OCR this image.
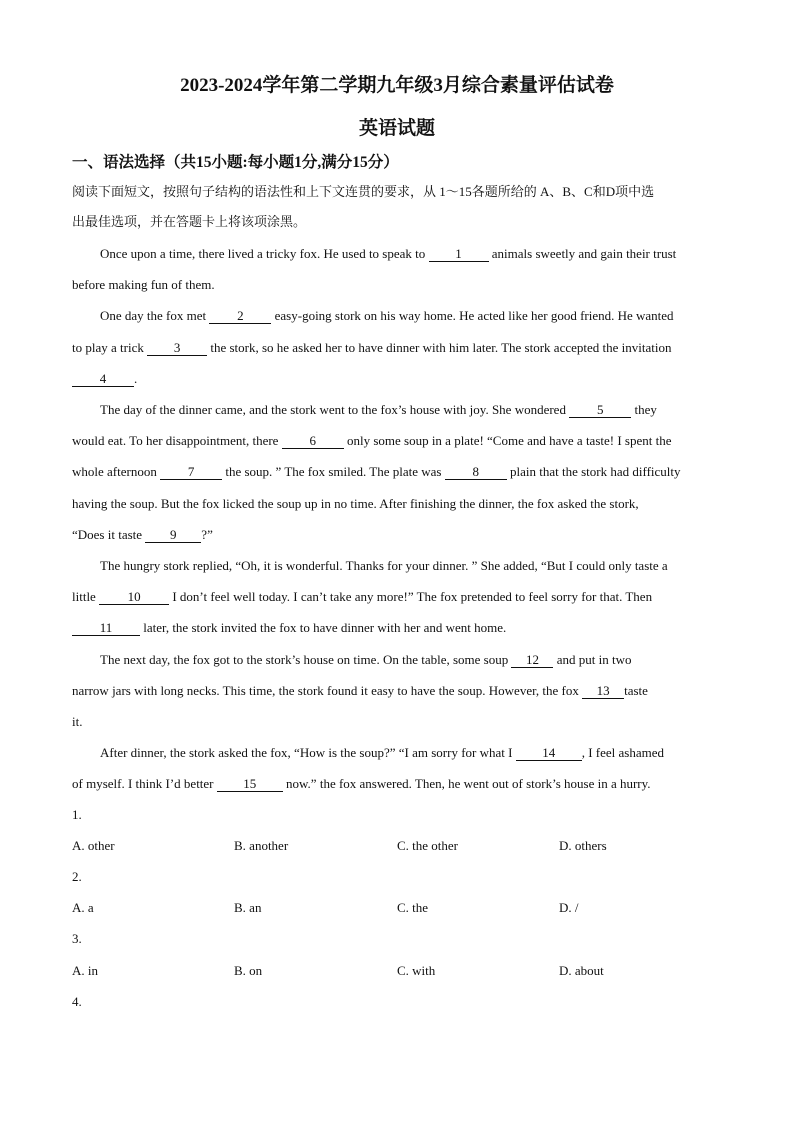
2023-2024学年第二学期九年级3月综合素量评估试卷
英语试题
一、语法选择（共15小题:每小题1分,满分15分）
阅读下面短文，按照句子结构的语法性和上下文连贯的要求，从 1～15各题所给的 A、B、C和D项中选
出最佳选项，并在答题卡上将该项涂黑。
Once upon a time, there lived a tricky fox. He used to speak to 1 animals sweetly and gain their trust
before making fun of them.
One day the fox met 2 easy-going stork on his way home. He acted like her good friend. He wanted
to play a trick 3 the stork, so he asked her to have dinner with him later. The stork accepted the invitation
4 .
The day of the dinner came, and the stork went to the fox’s house with joy. She wondered 5 they
would eat. To her disappointment, there 6 only some soup in a plate! “Come and have a taste! I spent the
whole afternoon 7 the soup. ” The fox smiled. The plate was 8 plain that the stork had difficulty
having the soup. But the fox licked the soup up in no time. After finishing the dinner, the fox asked the stork,
“Does it taste 9 ?”
The hungry stork replied, “Oh, it is wonderful. Thanks for your dinner. ” She added, “But I could only taste a
little 10 I don’t feel well today. I can’t take any more!” The fox pretended to feel sorry for that. Then
11 later, the stork invited the fox to have dinner with her and went home.
The next day, the fox got to the stork’s house on time. On the table, some soup 12 and put in two
narrow jars with long necks. This time, the stork found it easy to have the soup. However, the fox 13 taste
it.
After dinner, the stork asked the fox, “How is the soup?” “I am sorry for what I 14 , I feel ashamed
of myself. I think I’d better 15 now.” the fox answered. Then, he went out of stork’s house in a hurry.
1.
A. other	B. another	C. the other	D. others
2.
A. a	B. an	C. the	D. /
3.
A. in	B. on	C. with	D. about
4.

▬▬▬▬▬▬▬▬▬▬

▸ Task prompt
Scan the material above. Extract every line in which the word "there" occurs.

▸ Problem solution
Once upon a time, there lived a tricky fox. He used to speak to 1 animals sweetly and gain their trust
would eat. To her disappointment, there 6 only some soup in a plate! “Come and have a taste! I spent the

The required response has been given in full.